YOUR TASK: Copy everything in the listing below word for word, apart from any images.

STORED ROWS:
>>>

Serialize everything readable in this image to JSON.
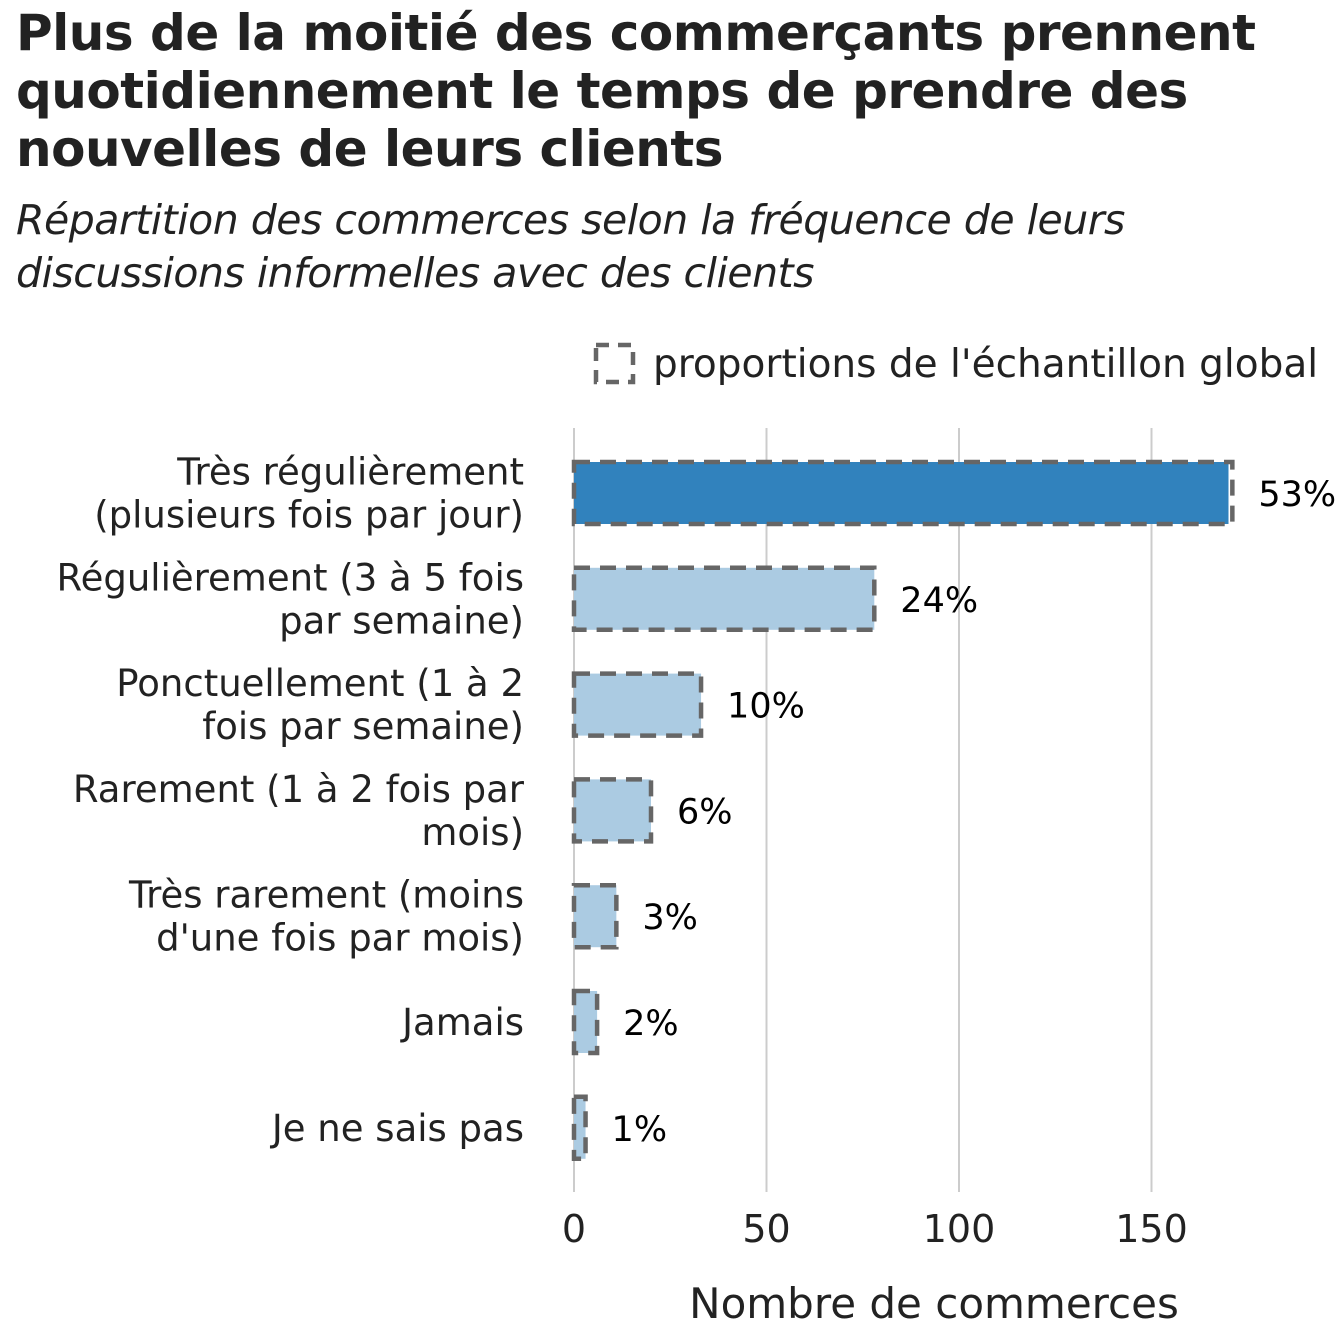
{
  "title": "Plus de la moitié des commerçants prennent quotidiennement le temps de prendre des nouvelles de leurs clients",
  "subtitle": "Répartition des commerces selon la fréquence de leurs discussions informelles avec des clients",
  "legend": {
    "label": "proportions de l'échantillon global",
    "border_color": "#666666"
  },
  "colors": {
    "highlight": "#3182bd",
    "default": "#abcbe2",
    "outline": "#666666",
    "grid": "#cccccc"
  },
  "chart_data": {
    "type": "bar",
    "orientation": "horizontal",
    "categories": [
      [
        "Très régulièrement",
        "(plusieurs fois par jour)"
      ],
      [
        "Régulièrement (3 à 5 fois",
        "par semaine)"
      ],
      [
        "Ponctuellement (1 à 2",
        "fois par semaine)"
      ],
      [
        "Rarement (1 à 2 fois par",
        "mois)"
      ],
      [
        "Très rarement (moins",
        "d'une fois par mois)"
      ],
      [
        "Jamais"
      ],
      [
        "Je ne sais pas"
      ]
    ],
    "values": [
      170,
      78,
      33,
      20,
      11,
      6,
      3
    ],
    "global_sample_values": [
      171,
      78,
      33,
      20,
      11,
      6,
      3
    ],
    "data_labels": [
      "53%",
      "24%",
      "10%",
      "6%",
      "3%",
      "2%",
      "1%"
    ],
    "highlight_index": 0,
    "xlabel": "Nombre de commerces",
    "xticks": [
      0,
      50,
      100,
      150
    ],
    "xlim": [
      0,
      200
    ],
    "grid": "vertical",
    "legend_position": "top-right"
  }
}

<<<

SOLVED EXERCISE:
Serialize everything readable in this image to JSON.
{
  "title": "Plus de la moitié des commerçants prennent quotidiennement le temps de prendre des nouvelles de leurs clients",
  "subtitle": "Répartition des commerces selon la fréquence de leurs discussions informelles avec des clients",
  "legend": {
    "label": "proportions de l'échantillon global",
    "border_color": "#666666"
  },
  "colors": {
    "highlight": "#3182bd",
    "default": "#abcbe2",
    "outline": "#666666",
    "grid": "#cccccc"
  },
  "chart_data": {
    "type": "bar",
    "orientation": "horizontal",
    "categories": [
      [
        "Très régulièrement",
        "(plusieurs fois par jour)"
      ],
      [
        "Régulièrement (3 à 5 fois",
        "par semaine)"
      ],
      [
        "Ponctuellement (1 à 2",
        "fois par semaine)"
      ],
      [
        "Rarement (1 à 2 fois par",
        "mois)"
      ],
      [
        "Très rarement (moins",
        "d'une fois par mois)"
      ],
      [
        "Jamais"
      ],
      [
        "Je ne sais pas"
      ]
    ],
    "values": [
      170,
      78,
      33,
      20,
      11,
      6,
      3
    ],
    "global_sample_values": [
      171,
      78,
      33,
      20,
      11,
      6,
      3
    ],
    "data_labels": [
      "53%",
      "24%",
      "10%",
      "6%",
      "3%",
      "2%",
      "1%"
    ],
    "highlight_index": 0,
    "xlabel": "Nombre de commerces",
    "xticks": [
      0,
      50,
      100,
      150
    ],
    "xlim": [
      0,
      200
    ],
    "grid": "vertical",
    "legend_position": "top-right"
  }
}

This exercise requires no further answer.